======== TASK DATA

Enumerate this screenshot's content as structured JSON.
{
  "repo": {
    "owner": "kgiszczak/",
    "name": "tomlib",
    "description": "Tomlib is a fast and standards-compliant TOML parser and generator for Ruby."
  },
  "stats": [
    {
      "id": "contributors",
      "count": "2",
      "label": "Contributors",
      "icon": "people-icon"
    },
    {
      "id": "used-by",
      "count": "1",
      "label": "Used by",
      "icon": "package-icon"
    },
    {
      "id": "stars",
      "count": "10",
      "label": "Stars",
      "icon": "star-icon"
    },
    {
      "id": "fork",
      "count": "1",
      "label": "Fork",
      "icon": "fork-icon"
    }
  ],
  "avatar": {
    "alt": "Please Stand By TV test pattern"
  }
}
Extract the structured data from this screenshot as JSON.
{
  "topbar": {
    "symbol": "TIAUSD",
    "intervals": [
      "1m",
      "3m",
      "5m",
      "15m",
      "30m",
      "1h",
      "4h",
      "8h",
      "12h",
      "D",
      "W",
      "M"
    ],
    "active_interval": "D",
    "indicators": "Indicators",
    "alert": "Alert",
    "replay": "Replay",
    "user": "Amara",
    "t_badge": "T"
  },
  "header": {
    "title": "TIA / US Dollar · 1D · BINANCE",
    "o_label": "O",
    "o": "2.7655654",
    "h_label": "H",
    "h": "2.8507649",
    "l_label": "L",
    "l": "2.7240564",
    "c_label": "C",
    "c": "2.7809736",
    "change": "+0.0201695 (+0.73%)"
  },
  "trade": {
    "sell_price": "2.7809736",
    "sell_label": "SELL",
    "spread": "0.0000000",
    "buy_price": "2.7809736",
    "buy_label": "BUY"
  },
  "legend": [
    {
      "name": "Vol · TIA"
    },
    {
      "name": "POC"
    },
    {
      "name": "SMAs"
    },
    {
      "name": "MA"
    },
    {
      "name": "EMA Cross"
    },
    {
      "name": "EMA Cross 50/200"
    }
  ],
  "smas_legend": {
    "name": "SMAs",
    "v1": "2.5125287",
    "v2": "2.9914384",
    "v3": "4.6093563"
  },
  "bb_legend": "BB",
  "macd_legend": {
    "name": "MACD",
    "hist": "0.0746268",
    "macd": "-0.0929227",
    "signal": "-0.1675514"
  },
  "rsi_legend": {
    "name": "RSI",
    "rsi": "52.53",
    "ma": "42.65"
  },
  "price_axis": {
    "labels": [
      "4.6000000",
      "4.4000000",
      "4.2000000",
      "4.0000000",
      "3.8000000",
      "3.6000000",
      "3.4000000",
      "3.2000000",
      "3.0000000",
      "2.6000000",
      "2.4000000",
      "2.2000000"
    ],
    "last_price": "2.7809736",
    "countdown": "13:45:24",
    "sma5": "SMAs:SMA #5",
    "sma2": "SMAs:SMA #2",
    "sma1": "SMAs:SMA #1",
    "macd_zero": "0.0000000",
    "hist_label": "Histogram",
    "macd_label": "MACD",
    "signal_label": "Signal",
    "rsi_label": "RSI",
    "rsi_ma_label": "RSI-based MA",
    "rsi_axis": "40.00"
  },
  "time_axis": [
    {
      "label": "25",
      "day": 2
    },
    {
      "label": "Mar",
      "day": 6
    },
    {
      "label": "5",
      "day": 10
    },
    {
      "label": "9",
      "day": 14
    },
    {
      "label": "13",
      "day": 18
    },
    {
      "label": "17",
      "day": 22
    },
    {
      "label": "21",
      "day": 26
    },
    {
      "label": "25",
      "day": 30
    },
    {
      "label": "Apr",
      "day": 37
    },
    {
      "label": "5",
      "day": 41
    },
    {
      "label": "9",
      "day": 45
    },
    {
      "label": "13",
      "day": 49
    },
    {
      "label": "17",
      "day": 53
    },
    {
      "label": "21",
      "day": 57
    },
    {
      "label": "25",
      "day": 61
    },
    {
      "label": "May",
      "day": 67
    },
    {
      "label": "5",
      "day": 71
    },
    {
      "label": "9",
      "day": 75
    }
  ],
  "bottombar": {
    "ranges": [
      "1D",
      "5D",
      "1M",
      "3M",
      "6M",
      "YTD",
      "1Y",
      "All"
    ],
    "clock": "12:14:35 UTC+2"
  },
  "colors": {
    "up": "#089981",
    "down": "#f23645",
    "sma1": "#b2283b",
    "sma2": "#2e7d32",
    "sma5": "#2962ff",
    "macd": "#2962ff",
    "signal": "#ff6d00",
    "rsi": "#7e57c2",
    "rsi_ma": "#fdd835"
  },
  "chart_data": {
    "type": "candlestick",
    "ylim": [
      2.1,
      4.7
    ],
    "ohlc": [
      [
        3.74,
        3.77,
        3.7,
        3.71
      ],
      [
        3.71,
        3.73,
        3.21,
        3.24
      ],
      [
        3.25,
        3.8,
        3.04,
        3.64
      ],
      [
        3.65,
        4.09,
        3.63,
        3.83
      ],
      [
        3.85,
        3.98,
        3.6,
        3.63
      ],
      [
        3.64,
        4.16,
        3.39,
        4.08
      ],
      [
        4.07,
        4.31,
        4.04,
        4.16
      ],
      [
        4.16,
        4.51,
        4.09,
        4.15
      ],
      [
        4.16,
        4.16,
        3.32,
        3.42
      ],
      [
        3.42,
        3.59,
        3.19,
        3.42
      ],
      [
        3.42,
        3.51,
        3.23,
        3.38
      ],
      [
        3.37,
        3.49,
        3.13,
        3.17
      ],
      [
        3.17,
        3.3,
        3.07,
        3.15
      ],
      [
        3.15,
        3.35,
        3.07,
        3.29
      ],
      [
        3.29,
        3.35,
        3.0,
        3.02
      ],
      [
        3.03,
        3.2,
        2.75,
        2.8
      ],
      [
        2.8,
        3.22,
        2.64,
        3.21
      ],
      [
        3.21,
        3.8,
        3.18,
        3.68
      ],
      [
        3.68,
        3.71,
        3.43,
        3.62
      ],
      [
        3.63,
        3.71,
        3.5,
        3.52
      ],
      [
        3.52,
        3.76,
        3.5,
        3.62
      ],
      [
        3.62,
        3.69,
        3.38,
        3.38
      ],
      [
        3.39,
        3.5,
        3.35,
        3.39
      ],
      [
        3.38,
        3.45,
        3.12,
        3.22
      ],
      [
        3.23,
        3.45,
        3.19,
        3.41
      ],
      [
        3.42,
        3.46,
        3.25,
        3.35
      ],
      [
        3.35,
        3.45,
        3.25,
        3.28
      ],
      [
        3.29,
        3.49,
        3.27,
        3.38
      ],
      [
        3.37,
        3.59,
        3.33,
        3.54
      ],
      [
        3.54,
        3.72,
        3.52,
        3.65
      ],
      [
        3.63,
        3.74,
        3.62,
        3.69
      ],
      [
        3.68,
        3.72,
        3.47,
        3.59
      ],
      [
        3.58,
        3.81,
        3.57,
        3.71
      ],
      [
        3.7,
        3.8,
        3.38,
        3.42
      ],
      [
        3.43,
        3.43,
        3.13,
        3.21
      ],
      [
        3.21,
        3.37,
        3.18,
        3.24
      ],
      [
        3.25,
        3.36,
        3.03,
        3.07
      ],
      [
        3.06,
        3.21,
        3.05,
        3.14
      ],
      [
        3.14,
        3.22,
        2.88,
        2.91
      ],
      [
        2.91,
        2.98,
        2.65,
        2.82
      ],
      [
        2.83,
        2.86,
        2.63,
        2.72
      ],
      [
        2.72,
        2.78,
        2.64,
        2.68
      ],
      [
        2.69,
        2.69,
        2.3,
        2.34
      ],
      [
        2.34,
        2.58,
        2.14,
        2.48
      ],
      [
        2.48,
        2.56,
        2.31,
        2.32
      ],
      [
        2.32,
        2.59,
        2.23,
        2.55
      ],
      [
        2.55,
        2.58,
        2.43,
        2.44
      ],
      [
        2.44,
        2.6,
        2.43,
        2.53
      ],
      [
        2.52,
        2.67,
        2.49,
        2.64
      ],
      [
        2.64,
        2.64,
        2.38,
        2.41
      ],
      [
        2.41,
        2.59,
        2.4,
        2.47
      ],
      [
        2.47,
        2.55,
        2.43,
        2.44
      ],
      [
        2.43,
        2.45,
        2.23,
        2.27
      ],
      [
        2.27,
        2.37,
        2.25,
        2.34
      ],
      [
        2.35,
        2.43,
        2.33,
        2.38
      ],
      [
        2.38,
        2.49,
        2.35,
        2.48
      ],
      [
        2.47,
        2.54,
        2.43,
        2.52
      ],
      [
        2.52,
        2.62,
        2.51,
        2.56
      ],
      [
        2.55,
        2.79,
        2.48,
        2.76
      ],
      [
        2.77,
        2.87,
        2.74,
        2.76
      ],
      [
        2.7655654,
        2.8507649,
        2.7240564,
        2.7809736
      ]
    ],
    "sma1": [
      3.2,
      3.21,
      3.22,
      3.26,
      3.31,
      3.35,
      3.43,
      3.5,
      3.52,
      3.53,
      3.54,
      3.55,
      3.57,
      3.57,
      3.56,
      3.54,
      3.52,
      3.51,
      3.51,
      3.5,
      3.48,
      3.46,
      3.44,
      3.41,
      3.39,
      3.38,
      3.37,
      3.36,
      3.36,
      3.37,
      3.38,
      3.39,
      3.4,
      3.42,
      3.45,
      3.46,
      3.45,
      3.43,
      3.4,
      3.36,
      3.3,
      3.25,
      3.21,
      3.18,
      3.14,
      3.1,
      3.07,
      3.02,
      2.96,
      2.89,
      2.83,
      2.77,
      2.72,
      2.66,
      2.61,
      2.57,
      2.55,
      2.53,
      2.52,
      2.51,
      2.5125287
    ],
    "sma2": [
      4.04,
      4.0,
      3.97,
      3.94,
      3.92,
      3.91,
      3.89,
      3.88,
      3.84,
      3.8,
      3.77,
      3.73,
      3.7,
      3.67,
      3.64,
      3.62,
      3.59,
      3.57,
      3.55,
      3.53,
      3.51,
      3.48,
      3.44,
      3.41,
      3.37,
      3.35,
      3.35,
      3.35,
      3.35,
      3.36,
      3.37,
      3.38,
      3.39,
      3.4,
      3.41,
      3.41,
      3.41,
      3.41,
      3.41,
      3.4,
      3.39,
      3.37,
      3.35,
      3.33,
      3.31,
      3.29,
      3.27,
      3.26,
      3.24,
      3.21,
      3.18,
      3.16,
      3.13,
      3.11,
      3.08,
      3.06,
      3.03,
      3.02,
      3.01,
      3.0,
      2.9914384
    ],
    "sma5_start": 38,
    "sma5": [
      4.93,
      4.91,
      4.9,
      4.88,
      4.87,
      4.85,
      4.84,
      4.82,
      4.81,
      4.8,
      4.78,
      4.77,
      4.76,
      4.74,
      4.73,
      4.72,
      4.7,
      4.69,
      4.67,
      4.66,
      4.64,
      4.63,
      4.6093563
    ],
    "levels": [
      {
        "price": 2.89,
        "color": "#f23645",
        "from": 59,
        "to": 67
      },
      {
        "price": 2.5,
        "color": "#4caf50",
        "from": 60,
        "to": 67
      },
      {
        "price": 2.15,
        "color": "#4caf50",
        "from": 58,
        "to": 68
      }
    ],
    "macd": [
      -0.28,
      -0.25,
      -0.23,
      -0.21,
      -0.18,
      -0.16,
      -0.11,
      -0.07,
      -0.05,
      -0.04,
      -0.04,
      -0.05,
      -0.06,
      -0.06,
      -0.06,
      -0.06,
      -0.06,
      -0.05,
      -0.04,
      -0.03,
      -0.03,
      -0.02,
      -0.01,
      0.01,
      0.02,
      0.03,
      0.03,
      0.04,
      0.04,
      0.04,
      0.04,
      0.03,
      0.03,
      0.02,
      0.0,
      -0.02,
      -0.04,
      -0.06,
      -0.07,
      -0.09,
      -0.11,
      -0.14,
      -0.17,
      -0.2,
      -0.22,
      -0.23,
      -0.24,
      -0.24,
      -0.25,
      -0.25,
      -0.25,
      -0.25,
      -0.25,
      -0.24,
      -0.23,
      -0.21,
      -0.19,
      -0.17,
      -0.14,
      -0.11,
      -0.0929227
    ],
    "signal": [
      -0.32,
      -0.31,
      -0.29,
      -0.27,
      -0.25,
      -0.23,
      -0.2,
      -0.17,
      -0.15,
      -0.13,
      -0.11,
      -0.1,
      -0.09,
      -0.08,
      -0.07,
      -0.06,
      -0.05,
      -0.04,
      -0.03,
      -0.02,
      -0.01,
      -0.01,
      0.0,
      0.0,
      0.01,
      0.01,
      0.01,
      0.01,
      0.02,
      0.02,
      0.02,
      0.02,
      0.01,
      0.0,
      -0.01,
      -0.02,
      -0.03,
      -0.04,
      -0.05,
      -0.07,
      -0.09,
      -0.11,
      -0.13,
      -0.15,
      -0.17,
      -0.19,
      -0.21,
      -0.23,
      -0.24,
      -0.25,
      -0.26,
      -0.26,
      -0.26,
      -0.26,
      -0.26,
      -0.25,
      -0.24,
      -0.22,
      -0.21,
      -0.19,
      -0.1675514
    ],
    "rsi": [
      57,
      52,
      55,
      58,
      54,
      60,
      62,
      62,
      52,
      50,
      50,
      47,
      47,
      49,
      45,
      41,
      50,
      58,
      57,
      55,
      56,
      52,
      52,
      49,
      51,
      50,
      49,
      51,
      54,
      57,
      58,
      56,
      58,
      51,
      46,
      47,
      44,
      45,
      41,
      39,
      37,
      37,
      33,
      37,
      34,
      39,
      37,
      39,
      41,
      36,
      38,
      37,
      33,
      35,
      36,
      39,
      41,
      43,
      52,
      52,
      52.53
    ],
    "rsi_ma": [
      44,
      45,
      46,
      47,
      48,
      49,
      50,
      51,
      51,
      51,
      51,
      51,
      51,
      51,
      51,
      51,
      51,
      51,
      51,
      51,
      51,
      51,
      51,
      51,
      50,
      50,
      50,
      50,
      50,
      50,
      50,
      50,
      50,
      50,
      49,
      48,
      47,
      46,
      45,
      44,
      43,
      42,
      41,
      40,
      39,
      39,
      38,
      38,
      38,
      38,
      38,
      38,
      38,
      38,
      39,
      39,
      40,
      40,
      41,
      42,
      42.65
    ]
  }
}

================

- **EXERCISE PROMPT**: Return every line in the listing that contains the word "this".

- **SOLUTION BELOW**:
Enumerate this screenshot's content as structured JSON.
Extract the structured data from this screenshot as JSON.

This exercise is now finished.